## Begin Data for this exercise
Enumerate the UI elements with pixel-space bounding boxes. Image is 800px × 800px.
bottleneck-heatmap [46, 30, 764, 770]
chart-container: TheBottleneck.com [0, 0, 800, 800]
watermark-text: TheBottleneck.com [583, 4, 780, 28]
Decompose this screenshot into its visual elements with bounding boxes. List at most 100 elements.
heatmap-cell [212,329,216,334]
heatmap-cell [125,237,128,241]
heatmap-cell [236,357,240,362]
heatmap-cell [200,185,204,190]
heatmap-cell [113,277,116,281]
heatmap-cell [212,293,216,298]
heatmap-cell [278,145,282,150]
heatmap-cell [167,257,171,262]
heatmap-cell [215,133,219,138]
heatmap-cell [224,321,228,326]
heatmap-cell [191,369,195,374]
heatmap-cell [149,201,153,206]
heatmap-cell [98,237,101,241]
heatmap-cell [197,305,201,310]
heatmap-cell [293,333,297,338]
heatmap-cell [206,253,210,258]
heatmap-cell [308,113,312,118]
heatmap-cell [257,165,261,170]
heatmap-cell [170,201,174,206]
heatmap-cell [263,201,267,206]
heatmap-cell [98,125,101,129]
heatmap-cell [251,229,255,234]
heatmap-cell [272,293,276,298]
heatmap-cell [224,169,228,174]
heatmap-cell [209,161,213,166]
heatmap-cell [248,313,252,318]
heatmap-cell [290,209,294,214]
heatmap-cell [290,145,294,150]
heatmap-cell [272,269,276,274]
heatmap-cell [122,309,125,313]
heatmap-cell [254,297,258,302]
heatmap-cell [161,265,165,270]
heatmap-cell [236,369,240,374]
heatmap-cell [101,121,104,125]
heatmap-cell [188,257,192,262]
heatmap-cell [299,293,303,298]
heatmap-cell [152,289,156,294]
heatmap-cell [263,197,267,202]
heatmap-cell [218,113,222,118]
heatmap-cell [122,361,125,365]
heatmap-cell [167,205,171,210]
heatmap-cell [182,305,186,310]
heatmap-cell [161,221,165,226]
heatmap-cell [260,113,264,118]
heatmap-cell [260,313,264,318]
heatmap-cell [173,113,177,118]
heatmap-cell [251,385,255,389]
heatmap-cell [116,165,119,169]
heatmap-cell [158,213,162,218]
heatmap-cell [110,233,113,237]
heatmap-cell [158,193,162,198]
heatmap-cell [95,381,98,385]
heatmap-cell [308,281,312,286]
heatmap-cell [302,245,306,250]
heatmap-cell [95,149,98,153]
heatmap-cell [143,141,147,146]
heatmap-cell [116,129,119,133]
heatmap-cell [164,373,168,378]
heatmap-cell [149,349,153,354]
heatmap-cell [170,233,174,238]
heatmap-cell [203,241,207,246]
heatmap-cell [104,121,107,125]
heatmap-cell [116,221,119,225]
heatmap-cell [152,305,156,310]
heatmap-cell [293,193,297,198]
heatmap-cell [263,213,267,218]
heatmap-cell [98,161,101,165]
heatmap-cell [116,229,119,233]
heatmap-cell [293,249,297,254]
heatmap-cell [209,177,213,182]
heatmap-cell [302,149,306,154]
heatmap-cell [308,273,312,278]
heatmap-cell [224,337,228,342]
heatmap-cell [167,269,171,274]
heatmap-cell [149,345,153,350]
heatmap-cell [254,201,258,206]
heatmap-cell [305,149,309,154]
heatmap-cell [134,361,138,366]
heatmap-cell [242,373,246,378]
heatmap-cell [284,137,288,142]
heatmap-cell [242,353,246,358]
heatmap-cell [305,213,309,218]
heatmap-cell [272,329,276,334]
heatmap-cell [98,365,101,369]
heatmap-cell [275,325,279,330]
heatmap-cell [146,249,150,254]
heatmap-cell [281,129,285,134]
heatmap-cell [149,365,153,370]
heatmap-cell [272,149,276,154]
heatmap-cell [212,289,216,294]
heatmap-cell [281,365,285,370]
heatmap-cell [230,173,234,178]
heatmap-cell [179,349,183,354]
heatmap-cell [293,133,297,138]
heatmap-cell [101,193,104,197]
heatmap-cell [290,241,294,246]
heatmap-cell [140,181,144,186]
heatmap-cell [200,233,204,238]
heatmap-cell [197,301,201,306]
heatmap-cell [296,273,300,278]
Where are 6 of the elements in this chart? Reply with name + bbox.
## End Data for this exercise
## Begin Data for this exercise
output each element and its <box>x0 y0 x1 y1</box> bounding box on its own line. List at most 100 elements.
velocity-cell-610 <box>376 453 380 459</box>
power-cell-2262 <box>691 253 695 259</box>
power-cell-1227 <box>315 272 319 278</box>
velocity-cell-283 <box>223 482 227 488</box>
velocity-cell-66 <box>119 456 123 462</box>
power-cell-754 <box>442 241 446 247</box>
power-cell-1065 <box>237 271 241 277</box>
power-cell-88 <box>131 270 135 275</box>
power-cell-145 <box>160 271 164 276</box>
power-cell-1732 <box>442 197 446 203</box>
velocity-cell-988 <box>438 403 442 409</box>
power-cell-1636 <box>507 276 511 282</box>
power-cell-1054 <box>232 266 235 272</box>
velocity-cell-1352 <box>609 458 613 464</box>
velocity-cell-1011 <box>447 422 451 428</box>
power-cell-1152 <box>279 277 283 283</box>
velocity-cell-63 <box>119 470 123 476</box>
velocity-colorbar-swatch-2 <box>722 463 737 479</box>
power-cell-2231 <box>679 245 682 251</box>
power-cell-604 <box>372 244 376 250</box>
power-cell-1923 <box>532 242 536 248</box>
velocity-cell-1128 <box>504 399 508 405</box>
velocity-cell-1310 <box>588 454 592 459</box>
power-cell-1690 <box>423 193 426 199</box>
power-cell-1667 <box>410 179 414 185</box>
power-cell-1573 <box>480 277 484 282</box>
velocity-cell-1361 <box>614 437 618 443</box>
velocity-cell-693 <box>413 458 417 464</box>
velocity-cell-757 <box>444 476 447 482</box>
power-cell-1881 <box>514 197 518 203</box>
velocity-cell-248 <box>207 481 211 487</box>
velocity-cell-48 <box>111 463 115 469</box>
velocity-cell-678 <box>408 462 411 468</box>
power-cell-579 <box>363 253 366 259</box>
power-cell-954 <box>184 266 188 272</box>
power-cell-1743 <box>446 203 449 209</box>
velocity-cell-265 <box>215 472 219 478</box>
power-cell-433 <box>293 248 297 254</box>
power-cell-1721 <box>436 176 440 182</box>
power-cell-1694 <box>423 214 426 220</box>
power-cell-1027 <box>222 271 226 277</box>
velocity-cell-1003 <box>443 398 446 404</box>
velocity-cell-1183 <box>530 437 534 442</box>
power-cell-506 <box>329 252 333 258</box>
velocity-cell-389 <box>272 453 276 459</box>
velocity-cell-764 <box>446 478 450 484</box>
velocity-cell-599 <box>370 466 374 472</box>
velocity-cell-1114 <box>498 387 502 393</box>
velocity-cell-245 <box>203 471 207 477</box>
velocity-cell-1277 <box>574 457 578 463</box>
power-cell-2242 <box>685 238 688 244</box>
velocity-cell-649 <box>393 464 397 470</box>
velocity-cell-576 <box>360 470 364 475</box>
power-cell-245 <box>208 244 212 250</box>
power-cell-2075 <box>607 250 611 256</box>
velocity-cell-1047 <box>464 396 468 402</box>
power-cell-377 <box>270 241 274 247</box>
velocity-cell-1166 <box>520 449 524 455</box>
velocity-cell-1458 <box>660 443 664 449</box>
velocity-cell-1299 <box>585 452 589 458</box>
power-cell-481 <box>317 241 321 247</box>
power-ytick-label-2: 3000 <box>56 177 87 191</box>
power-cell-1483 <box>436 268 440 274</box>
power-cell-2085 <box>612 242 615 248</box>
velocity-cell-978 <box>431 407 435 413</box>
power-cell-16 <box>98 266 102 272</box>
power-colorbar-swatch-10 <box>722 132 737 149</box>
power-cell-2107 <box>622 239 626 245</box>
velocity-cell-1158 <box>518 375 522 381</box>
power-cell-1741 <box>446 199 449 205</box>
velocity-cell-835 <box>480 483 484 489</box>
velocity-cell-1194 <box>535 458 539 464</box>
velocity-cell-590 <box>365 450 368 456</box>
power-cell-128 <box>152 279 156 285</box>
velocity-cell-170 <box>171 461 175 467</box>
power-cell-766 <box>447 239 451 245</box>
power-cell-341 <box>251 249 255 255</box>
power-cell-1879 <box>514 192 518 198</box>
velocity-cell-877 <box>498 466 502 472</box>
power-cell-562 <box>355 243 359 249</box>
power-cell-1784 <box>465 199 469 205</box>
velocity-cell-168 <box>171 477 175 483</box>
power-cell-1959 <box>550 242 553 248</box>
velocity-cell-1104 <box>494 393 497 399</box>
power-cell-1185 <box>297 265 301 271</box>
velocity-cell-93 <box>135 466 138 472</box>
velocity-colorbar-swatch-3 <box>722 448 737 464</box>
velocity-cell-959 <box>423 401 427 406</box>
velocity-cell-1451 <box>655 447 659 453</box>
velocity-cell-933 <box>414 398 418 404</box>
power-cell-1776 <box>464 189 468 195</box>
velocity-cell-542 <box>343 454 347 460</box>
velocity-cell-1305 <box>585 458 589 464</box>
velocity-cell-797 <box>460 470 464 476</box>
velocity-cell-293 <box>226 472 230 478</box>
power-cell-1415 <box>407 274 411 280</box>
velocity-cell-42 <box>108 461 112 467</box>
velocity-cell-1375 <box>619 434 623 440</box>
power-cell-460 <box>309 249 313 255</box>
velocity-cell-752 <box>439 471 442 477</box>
## End Data for this exercise
## Begin Data for this exercise
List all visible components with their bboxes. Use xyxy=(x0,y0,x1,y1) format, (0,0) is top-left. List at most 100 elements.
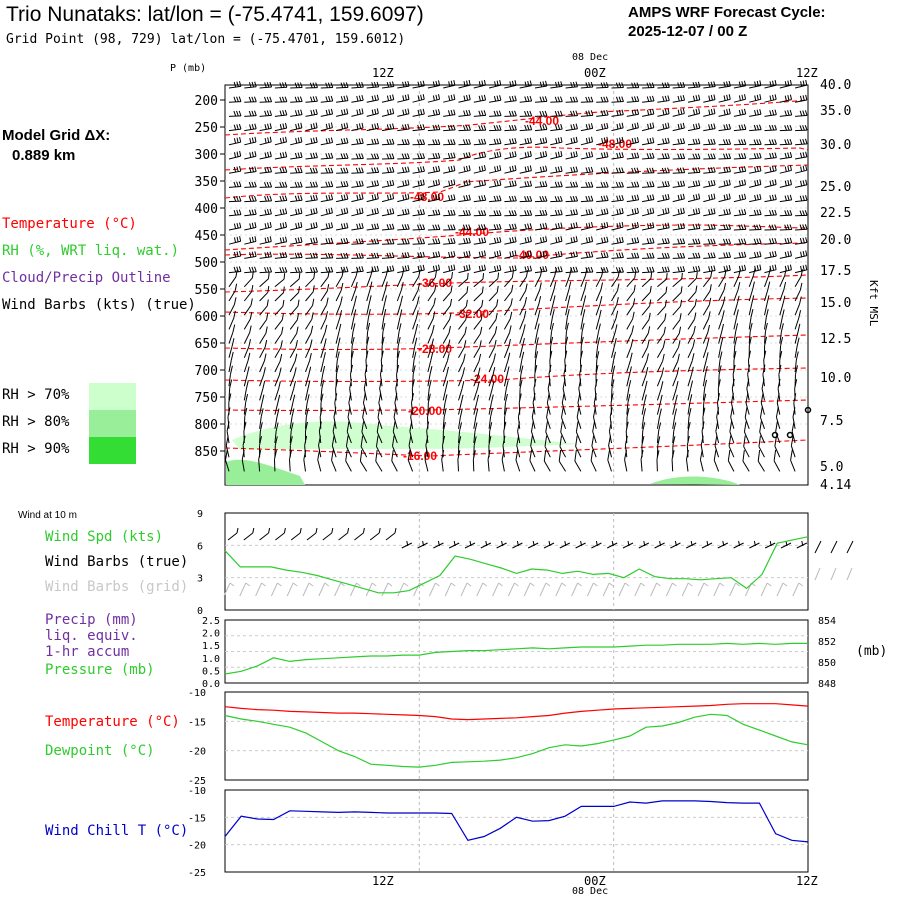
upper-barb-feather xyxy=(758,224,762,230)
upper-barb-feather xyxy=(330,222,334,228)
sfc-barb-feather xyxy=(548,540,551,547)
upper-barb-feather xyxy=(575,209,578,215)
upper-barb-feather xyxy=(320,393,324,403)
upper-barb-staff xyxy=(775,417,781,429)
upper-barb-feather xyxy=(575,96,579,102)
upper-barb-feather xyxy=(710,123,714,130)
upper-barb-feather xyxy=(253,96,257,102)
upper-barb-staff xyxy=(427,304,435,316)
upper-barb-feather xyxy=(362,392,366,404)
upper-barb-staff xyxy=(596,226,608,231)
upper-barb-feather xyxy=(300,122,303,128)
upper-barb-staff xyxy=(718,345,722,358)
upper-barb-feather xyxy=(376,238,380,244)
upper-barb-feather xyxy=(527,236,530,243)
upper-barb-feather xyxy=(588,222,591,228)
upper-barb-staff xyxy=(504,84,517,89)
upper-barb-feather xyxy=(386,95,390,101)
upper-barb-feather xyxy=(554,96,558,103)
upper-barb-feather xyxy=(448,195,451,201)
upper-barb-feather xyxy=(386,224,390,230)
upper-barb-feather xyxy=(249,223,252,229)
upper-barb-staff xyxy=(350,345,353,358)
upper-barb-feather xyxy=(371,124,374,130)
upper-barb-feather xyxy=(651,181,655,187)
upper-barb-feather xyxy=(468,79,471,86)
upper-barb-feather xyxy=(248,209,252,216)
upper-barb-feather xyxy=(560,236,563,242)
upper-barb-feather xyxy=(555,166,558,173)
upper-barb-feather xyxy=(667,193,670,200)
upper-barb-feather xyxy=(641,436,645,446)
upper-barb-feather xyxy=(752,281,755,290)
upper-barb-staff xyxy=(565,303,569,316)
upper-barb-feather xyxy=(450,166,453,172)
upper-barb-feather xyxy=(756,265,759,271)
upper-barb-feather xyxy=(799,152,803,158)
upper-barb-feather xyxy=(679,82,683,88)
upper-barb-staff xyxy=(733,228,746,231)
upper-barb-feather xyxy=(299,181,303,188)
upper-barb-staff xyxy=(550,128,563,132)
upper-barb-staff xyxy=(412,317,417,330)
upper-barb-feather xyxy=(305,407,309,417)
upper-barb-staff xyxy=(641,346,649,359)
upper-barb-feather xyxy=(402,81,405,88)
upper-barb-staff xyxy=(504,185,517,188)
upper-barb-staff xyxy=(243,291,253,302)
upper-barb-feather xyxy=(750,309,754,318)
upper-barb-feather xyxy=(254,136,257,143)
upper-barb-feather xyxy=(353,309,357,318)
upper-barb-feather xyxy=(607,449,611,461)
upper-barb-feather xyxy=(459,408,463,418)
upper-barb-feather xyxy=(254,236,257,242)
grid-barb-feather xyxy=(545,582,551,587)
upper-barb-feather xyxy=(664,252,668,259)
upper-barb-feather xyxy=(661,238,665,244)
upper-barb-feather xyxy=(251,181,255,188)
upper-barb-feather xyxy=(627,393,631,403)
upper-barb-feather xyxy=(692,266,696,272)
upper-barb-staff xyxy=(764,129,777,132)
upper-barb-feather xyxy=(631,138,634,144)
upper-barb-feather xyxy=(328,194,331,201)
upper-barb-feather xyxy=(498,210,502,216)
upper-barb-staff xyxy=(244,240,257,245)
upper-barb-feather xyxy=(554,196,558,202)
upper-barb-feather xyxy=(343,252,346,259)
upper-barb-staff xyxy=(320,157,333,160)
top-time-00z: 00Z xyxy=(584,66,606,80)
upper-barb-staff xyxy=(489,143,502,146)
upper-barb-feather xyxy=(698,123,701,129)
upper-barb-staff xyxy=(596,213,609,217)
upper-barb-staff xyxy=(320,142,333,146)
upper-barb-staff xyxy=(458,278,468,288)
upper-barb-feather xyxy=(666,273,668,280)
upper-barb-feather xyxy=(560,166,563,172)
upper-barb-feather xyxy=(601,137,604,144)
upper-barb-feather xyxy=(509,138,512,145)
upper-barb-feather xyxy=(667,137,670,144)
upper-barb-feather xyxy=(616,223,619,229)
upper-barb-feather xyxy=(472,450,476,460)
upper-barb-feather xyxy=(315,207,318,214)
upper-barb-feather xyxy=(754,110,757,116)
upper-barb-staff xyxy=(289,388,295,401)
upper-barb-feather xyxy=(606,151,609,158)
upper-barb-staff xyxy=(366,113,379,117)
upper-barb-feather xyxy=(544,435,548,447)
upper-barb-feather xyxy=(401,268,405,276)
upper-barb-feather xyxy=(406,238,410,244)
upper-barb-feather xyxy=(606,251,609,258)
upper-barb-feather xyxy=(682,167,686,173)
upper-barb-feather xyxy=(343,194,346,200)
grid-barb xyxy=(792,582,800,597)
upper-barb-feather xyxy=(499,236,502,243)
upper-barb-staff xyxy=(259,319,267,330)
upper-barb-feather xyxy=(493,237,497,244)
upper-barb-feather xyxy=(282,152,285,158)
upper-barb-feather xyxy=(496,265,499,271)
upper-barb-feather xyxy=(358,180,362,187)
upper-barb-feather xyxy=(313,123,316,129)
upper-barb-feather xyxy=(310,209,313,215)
## End Data for this exercise
Task = Could you retype the entries, starting at the line that contains "upper-barb-feather xyxy=(758,224,762,230)" and stopping after the line that contains "upper-barb-feather xyxy=(661,238,665,244)", with both of those lines included?

Correct answer =
upper-barb-feather xyxy=(758,224,762,230)
upper-barb-feather xyxy=(330,222,334,228)
sfc-barb-feather xyxy=(548,540,551,547)
upper-barb-feather xyxy=(575,209,578,215)
upper-barb-feather xyxy=(320,393,324,403)
upper-barb-staff xyxy=(775,417,781,429)
upper-barb-feather xyxy=(575,96,579,102)
upper-barb-feather xyxy=(710,123,714,130)
upper-barb-feather xyxy=(253,96,257,102)
upper-barb-staff xyxy=(427,304,435,316)
upper-barb-feather xyxy=(362,392,366,404)
upper-barb-staff xyxy=(596,226,608,231)
upper-barb-feather xyxy=(300,122,303,128)
upper-barb-staff xyxy=(718,345,722,358)
upper-barb-feather xyxy=(376,238,380,244)
upper-barb-feather xyxy=(527,236,530,243)
upper-barb-feather xyxy=(588,222,591,228)
upper-barb-staff xyxy=(504,84,517,89)
upper-barb-feather xyxy=(386,95,390,101)
upper-barb-feather xyxy=(554,96,558,103)
upper-barb-feather xyxy=(448,195,451,201)
upper-barb-feather xyxy=(386,224,390,230)
upper-barb-feather xyxy=(249,223,252,229)
upper-barb-staff xyxy=(350,345,353,358)
upper-barb-feather xyxy=(371,124,374,130)
upper-barb-feather xyxy=(651,181,655,187)
upper-barb-feather xyxy=(468,79,471,86)
upper-barb-feather xyxy=(248,209,252,216)
upper-barb-feather xyxy=(560,236,563,242)
upper-barb-feather xyxy=(555,166,558,173)
upper-barb-feather xyxy=(667,193,670,200)
upper-barb-feather xyxy=(641,436,645,446)
upper-barb-feather xyxy=(752,281,755,290)
upper-barb-staff xyxy=(565,303,569,316)
upper-barb-feather xyxy=(450,166,453,172)
upper-barb-feather xyxy=(756,265,759,271)
upper-barb-feather xyxy=(799,152,803,158)
upper-barb-feather xyxy=(679,82,683,88)
upper-barb-staff xyxy=(733,228,746,231)
upper-barb-feather xyxy=(299,181,303,188)
upper-barb-staff xyxy=(550,128,563,132)
upper-barb-staff xyxy=(412,317,417,330)
upper-barb-feather xyxy=(305,407,309,417)
upper-barb-staff xyxy=(641,346,649,359)
upper-barb-feather xyxy=(402,81,405,88)
upper-barb-staff xyxy=(504,185,517,188)
upper-barb-staff xyxy=(243,291,253,302)
upper-barb-feather xyxy=(750,309,754,318)
upper-barb-feather xyxy=(254,136,257,143)
upper-barb-feather xyxy=(353,309,357,318)
upper-barb-feather xyxy=(607,449,611,461)
upper-barb-feather xyxy=(459,408,463,418)
upper-barb-feather xyxy=(254,236,257,242)
grid-barb-feather xyxy=(545,582,551,587)
upper-barb-feather xyxy=(664,252,668,259)
upper-barb-feather xyxy=(661,238,665,244)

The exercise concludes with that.